__WORK TO COMPLETE__.
Each record below must be returned exactly as shown.

__Data records__.
▼
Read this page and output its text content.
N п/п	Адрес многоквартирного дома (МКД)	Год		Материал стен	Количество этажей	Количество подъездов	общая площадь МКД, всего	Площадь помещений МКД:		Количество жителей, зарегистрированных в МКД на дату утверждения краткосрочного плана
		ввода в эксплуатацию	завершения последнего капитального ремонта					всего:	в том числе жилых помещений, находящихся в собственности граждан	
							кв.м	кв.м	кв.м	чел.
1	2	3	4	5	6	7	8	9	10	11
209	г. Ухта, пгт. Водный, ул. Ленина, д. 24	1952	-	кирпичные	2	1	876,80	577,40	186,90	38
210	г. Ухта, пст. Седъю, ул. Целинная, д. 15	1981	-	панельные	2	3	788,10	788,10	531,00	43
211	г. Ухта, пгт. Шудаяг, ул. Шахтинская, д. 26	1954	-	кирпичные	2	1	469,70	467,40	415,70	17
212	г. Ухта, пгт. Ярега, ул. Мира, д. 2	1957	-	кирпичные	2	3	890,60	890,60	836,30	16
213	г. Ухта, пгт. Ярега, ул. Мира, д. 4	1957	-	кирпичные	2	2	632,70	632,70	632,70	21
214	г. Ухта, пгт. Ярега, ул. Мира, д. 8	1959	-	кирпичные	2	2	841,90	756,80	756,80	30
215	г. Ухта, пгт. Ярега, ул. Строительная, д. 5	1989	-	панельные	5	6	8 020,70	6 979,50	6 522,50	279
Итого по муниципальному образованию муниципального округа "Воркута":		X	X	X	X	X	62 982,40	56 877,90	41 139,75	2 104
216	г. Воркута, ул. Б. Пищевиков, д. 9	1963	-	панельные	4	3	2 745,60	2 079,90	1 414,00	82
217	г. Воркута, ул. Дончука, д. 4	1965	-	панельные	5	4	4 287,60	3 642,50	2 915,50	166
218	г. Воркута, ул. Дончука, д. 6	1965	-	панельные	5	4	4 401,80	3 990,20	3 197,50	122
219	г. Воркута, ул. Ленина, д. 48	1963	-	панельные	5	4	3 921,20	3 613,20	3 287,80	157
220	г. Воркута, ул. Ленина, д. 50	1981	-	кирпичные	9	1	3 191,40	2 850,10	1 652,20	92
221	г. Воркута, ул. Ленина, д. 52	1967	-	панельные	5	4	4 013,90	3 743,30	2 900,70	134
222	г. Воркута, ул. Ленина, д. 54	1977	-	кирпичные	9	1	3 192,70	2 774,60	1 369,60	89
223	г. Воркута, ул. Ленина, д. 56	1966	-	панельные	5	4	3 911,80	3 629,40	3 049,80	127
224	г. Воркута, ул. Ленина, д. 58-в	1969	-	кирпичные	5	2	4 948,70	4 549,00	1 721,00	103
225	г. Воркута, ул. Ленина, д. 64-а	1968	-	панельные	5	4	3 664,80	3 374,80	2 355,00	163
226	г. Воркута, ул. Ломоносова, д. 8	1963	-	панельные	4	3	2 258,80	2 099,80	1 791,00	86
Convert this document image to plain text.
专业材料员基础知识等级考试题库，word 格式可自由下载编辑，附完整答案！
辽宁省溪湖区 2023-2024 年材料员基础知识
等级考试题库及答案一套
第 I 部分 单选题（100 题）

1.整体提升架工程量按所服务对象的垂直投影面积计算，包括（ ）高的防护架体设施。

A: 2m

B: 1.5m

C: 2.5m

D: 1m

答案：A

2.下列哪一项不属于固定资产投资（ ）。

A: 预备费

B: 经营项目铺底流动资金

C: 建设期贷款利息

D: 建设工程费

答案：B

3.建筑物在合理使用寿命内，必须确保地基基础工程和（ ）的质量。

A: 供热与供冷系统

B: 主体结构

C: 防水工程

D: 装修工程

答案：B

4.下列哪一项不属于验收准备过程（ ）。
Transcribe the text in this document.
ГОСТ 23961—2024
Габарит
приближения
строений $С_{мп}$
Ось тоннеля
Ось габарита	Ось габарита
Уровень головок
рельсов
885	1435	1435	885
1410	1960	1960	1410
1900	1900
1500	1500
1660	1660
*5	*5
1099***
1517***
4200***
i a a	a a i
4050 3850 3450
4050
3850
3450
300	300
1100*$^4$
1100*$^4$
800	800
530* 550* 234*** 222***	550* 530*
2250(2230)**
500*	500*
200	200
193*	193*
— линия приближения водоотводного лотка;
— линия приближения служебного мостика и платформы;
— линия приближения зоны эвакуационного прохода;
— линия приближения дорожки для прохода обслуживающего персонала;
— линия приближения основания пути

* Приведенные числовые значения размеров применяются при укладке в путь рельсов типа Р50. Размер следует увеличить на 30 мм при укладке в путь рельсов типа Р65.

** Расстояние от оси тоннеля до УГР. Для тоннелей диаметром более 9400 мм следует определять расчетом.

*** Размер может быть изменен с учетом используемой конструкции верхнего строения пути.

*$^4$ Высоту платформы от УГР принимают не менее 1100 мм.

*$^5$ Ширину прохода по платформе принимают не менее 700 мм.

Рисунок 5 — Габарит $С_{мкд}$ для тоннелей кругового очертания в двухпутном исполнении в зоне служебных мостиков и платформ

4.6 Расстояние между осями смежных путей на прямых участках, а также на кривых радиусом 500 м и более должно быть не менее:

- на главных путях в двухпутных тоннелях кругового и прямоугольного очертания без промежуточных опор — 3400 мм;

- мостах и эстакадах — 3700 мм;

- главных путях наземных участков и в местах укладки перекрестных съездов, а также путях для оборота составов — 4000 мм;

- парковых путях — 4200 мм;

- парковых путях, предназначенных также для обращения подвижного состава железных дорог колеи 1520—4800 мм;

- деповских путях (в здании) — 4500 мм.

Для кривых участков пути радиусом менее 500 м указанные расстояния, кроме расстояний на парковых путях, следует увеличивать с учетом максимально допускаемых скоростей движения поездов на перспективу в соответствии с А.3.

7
▲
__ANSWER TO THIS TASK__.
Read this page and output its text content.
N п/п	Адрес многоквартирного дома (МКД)	Год		Материал стен	Количество этажей	Количество подъездов	общая площадь МКД, всего	Площадь помещений МКД:		Количество жителей, зарегистрированных в МКД на дату утверждения краткосрочного плана
		ввода в эксплуатацию	завершения последнего капитального ремонта					всего:	в том числе жилых помещений, находящихся в собственности граждан	
							кв.м	кв.м	кв.м	чел.
1	2	3	4	5	6	7	8	9	10	11
209	г. Ухта, пгт. Водный, ул. Ленина, д. 24	1952	-	кирпичные	2	1	876,80	577,40	186,90	38
210	г. Ухта, пст. Седъю, ул. Целинная, д. 15	1981	-	панельные	2	3	788,10	788,10	531,00	43
211	г. Ухта, пгт. Шудаяг, ул. Шахтинская, д. 26	1954	-	кирпичные	2	1	469,70	467,40	415,70	17
212	г. Ухта, пгт. Ярега, ул. Мира, д. 2	1957	-	кирпичные	2	3	890,60	890,60	836,30	16
213	г. Ухта, пгт. Ярега, ул. Мира, д. 4	1957	-	кирпичные	2	2	632,70	632,70	632,70	21
214	г. Ухта, пгт. Ярега, ул. Мира, д. 8	1959	-	кирпичные	2	2	841,90	756,80	756,80	30
215	г. Ухта, пгт. Ярега, ул. Строительная, д. 5	1989	-	панельные	5	6	8 020,70	6 979,50	6 522,50	279
Итого по муниципальному образованию муниципального округа "Воркута":		X	X	X	X	X	62 982,40	56 877,90	41 139,75	2 104
216	г. Воркута, ул. Б. Пищевиков, д. 9	1963	-	панельные	4	3	2 745,60	2 079,90	1 414,00	82
217	г. Воркута, ул. Дончука, д. 4	1965	-	панельные	5	4	4 287,60	3 642,50	2 915,50	166
218	г. Воркута, ул. Дончука, д. 6	1965	-	панельные	5	4	4 401,80	3 990,20	3 197,50	122
219	г. Воркута, ул. Ленина, д. 48	1963	-	панельные	5	4	3 921,20	3 613,20	3 287,80	157
220	г. Воркута, ул. Ленина, д. 50	1981	-	кирпичные	9	1	3 191,40	2 850,10	1 652,20	92
221	г. Воркута, ул. Ленина, д. 52	1967	-	панельные	5	4	4 013,90	3 743,30	2 900,70	134
222	г. Воркута, ул. Ленина, д. 54	1977	-	кирпичные	9	1	3 192,70	2 774,60	1 369,60	89
223	г. Воркута, ул. Ленина, д. 56	1966	-	панельные	5	4	3 911,80	3 629,40	3 049,80	127
224	г. Воркута, ул. Ленина, д. 58-в	1969	-	кирпичные	5	2	4 948,70	4 549,00	1 721,00	103
225	г. Воркута, ул. Ленина, д. 64-а	1968	-	панельные	5	4	3 664,80	3 374,80	2 355,00	163
226	г. Воркута, ул. Ломоносова, д. 8	1963	-	панельные	4	3	2 258,80	2 099,80	1 791,00	86
Convert this document image to plain text.
专业材料员基础知识等级考试题库，word 格式可自由下载编辑，附完整答案！
辽宁省溪湖区 2023-2024 年材料员基础知识
等级考试题库及答案一套
第 I 部分 单选题（100 题）

1.整体提升架工程量按所服务对象的垂直投影面积计算，包括（ ）高的防护架体设施。

A: 2m

B: 1.5m

C: 2.5m

D: 1m

答案：A

2.下列哪一项不属于固定资产投资（ ）。

A: 预备费

B: 经营项目铺底流动资金

C: 建设期贷款利息

D: 建设工程费

答案：B

3.建筑物在合理使用寿命内，必须确保地基基础工程和（ ）的质量。

A: 供热与供冷系统

B: 主体结构

C: 防水工程

D: 装修工程

答案：B

4.下列哪一项不属于验收准备过程（ ）。
Transcribe the text in this document.
ГОСТ 23961—2024
Габарит
приближения
строений $С_{мп}$
Ось тоннеля
Ось габарита	Ось габарита
Уровень головок
рельсов
885	1435	1435	885
1410	1960	1960	1410
1900	1900
1500	1500
1660	1660
*5	*5
1099***
1517***
4200***
i a a	a a i
4050 3850 3450
4050
3850
3450
300	300
1100*$^4$
1100*$^4$
800	800
530* 550* 234*** 222***	550* 530*
2250(2230)**
500*	500*
200	200
193*	193*
— линия приближения водоотводного лотка;
— линия приближения служебного мостика и платформы;
— линия приближения зоны эвакуационного прохода;
— линия приближения дорожки для прохода обслуживающего персонала;
— линия приближения основания пути

* Приведенные числовые значения размеров применяются при укладке в путь рельсов типа Р50. Размер следует увеличить на 30 мм при укладке в путь рельсов типа Р65.

** Расстояние от оси тоннеля до УГР. Для тоннелей диаметром более 9400 мм следует определять расчетом.

*** Размер может быть изменен с учетом используемой конструкции верхнего строения пути.

*$^4$ Высоту платформы от УГР принимают не менее 1100 мм.

*$^5$ Ширину прохода по платформе принимают не менее 700 мм.

Рисунок 5 — Габарит $С_{мкд}$ для тоннелей кругового очертания в двухпутном исполнении в зоне служебных мостиков и платформ

4.6 Расстояние между осями смежных путей на прямых участках, а также на кривых радиусом 500 м и более должно быть не менее:

- на главных путях в двухпутных тоннелях кругового и прямоугольного очертания без промежуточных опор — 3400 мм;

- мостах и эстакадах — 3700 мм;

- главных путях наземных участков и в местах укладки перекрестных съездов, а также путях для оборота составов — 4000 мм;

- парковых путях — 4200 мм;

- парковых путях, предназначенных также для обращения подвижного состава железных дорог колеи 1520—4800 мм;

- деповских путях (в здании) — 4500 мм.

Для кривых участков пути радиусом менее 500 м указанные расстояния, кроме расстояний на парковых путях, следует увеличивать с учетом максимально допускаемых скоростей движения поездов на перспективу в соответствии с А.3.

7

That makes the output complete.